* BEGIN PROVIDED RECORDS *

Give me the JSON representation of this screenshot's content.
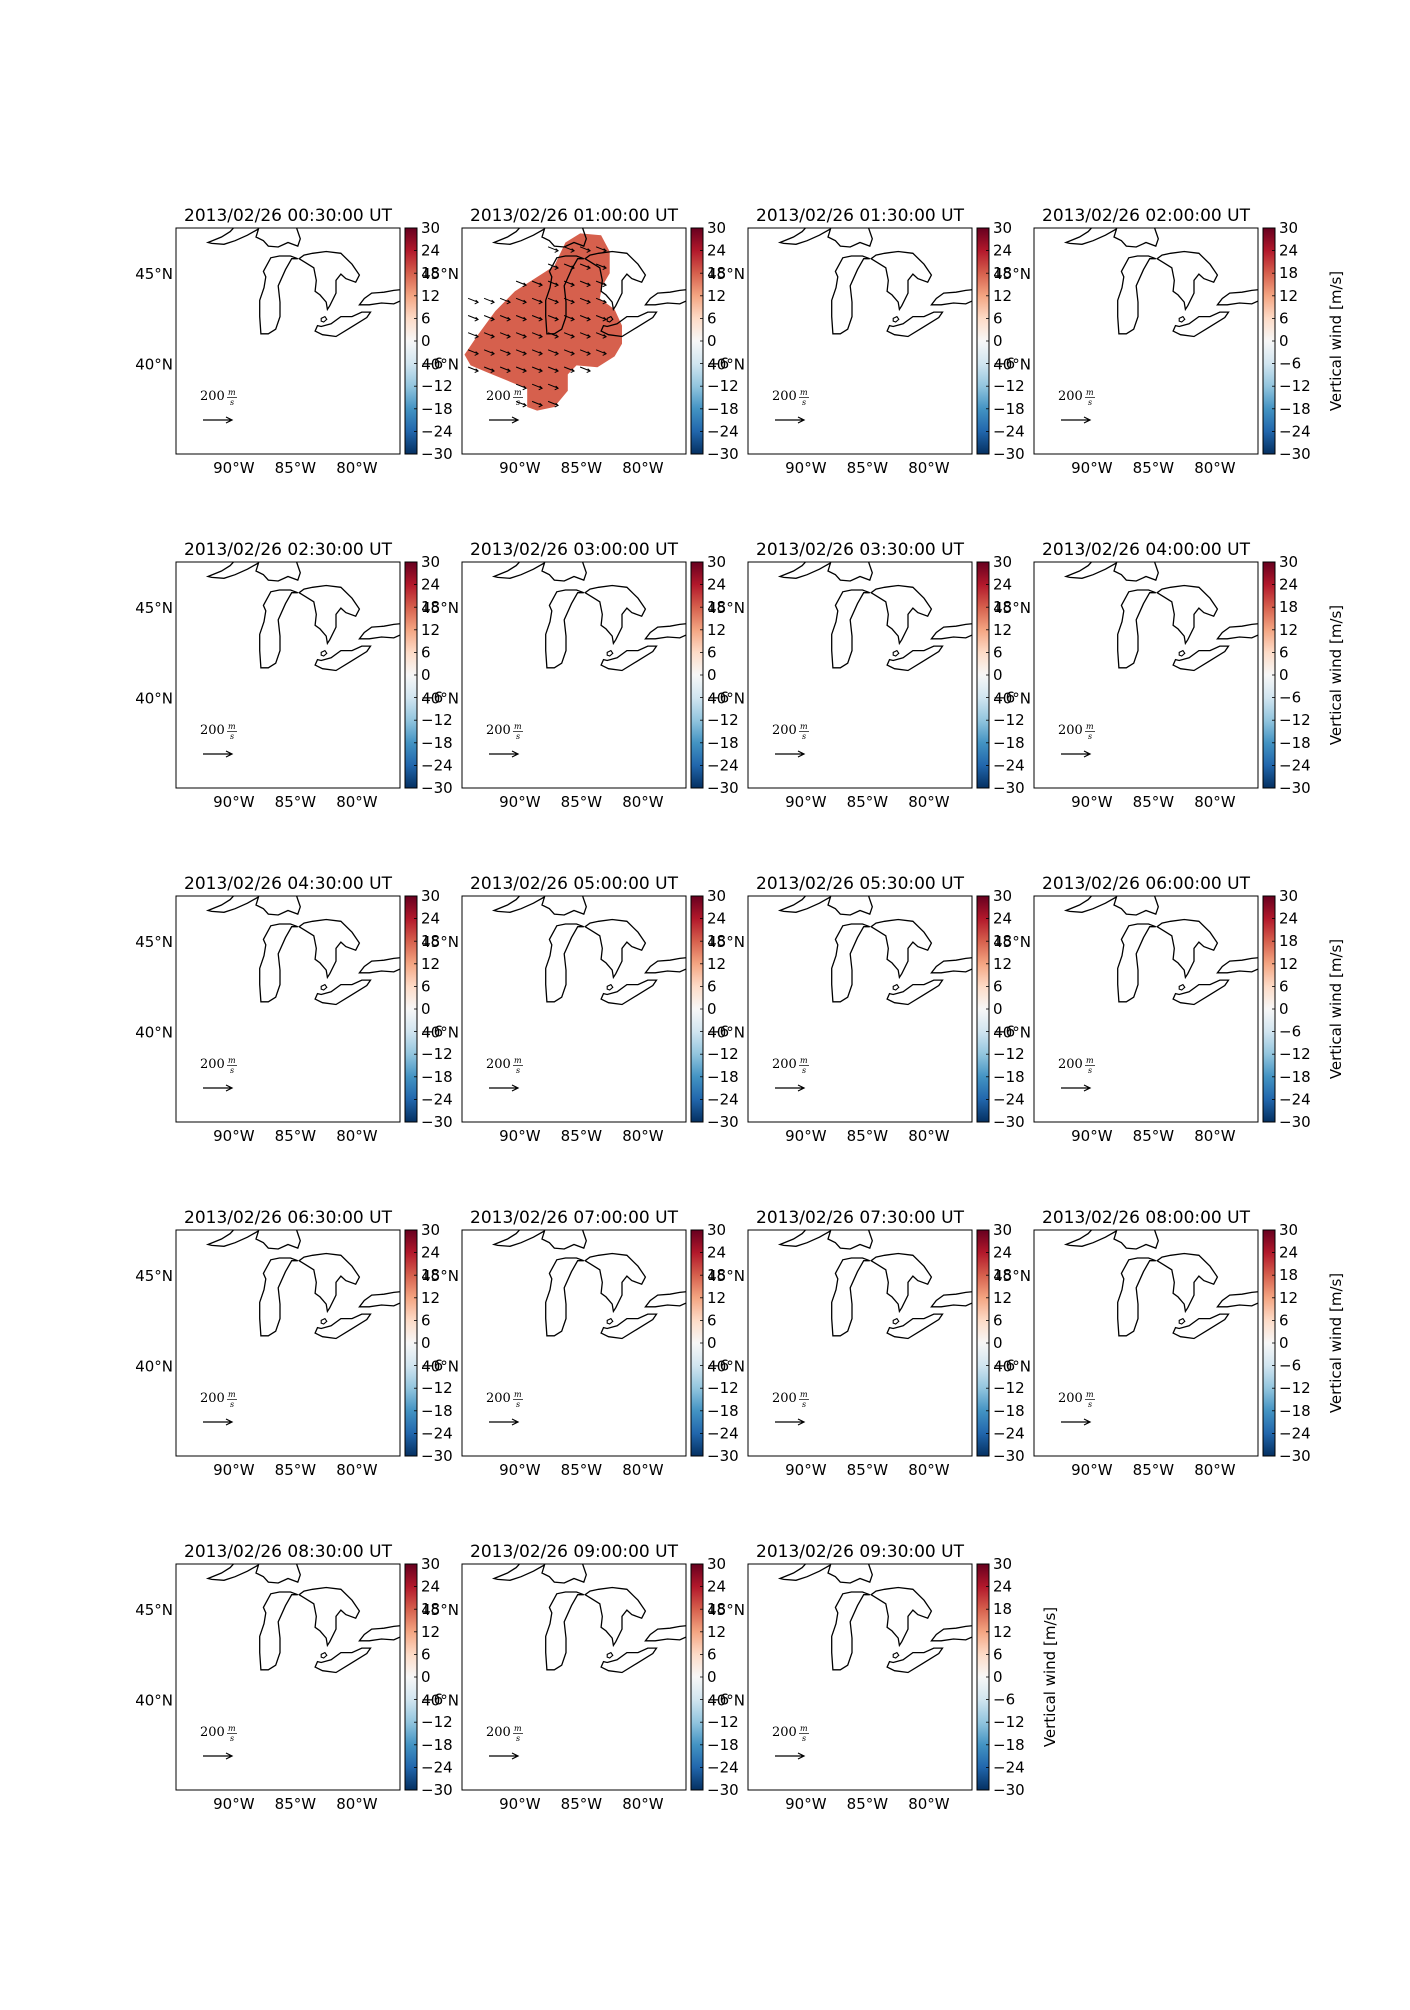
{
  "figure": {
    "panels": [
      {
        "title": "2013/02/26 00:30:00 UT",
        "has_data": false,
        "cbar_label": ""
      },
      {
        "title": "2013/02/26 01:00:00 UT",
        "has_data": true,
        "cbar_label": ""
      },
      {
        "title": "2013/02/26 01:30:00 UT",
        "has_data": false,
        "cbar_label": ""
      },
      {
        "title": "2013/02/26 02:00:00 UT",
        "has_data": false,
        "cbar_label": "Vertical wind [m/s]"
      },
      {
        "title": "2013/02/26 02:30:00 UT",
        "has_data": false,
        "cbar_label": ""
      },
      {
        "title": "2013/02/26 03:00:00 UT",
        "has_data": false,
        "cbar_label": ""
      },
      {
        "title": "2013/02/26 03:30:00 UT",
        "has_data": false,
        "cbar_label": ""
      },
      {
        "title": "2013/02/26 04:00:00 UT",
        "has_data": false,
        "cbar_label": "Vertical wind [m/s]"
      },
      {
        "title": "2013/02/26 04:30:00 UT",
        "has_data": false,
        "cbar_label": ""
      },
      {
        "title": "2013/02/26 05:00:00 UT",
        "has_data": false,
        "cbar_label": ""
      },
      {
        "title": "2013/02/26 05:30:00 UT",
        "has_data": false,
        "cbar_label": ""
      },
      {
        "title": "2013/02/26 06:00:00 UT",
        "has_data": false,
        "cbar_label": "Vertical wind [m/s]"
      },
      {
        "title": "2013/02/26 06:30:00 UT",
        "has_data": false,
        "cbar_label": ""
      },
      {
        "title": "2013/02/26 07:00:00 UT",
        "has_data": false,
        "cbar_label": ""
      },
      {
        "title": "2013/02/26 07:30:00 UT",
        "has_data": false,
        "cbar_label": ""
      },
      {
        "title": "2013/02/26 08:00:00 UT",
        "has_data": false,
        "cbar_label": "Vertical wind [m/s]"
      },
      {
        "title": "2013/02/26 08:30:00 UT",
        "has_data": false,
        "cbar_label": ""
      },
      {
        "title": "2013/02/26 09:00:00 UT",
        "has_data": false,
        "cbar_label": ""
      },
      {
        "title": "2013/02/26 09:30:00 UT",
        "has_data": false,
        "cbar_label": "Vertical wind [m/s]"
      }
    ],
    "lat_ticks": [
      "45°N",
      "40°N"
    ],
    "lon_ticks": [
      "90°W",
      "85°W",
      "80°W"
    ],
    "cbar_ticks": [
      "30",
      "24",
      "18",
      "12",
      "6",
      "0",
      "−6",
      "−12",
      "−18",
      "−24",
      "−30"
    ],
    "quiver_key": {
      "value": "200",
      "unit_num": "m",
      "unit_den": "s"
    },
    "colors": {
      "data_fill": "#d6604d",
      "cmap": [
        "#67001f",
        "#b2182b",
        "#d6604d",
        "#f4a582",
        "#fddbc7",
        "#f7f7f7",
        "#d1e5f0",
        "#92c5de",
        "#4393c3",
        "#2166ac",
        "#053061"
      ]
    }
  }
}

* END PROVIDED RECORDS *

YOUR OBJECTIVE
Reproduce the listing exactly. Leave its pictures out.

EXERCISE ANSWER
Give me the JSON representation of this screenshot's content.
{
  "figure": {
    "panels": [
      {
        "title": "2013/02/26 00:30:00 UT",
        "has_data": false,
        "cbar_label": ""
      },
      {
        "title": "2013/02/26 01:00:00 UT",
        "has_data": true,
        "cbar_label": ""
      },
      {
        "title": "2013/02/26 01:30:00 UT",
        "has_data": false,
        "cbar_label": ""
      },
      {
        "title": "2013/02/26 02:00:00 UT",
        "has_data": false,
        "cbar_label": "Vertical wind [m/s]"
      },
      {
        "title": "2013/02/26 02:30:00 UT",
        "has_data": false,
        "cbar_label": ""
      },
      {
        "title": "2013/02/26 03:00:00 UT",
        "has_data": false,
        "cbar_label": ""
      },
      {
        "title": "2013/02/26 03:30:00 UT",
        "has_data": false,
        "cbar_label": ""
      },
      {
        "title": "2013/02/26 04:00:00 UT",
        "has_data": false,
        "cbar_label": "Vertical wind [m/s]"
      },
      {
        "title": "2013/02/26 04:30:00 UT",
        "has_data": false,
        "cbar_label": ""
      },
      {
        "title": "2013/02/26 05:00:00 UT",
        "has_data": false,
        "cbar_label": ""
      },
      {
        "title": "2013/02/26 05:30:00 UT",
        "has_data": false,
        "cbar_label": ""
      },
      {
        "title": "2013/02/26 06:00:00 UT",
        "has_data": false,
        "cbar_label": "Vertical wind [m/s]"
      },
      {
        "title": "2013/02/26 06:30:00 UT",
        "has_data": false,
        "cbar_label": ""
      },
      {
        "title": "2013/02/26 07:00:00 UT",
        "has_data": false,
        "cbar_label": ""
      },
      {
        "title": "2013/02/26 07:30:00 UT",
        "has_data": false,
        "cbar_label": ""
      },
      {
        "title": "2013/02/26 08:00:00 UT",
        "has_data": false,
        "cbar_label": "Vertical wind [m/s]"
      },
      {
        "title": "2013/02/26 08:30:00 UT",
        "has_data": false,
        "cbar_label": ""
      },
      {
        "title": "2013/02/26 09:00:00 UT",
        "has_data": false,
        "cbar_label": ""
      },
      {
        "title": "2013/02/26 09:30:00 UT",
        "has_data": false,
        "cbar_label": "Vertical wind [m/s]"
      }
    ],
    "lat_ticks": [
      "45°N",
      "40°N"
    ],
    "lon_ticks": [
      "90°W",
      "85°W",
      "80°W"
    ],
    "cbar_ticks": [
      "30",
      "24",
      "18",
      "12",
      "6",
      "0",
      "−6",
      "−12",
      "−18",
      "−24",
      "−30"
    ],
    "quiver_key": {
      "value": "200",
      "unit_num": "m",
      "unit_den": "s"
    },
    "colors": {
      "data_fill": "#d6604d",
      "cmap": [
        "#67001f",
        "#b2182b",
        "#d6604d",
        "#f4a582",
        "#fddbc7",
        "#f7f7f7",
        "#d1e5f0",
        "#92c5de",
        "#4393c3",
        "#2166ac",
        "#053061"
      ]
    }
  }
}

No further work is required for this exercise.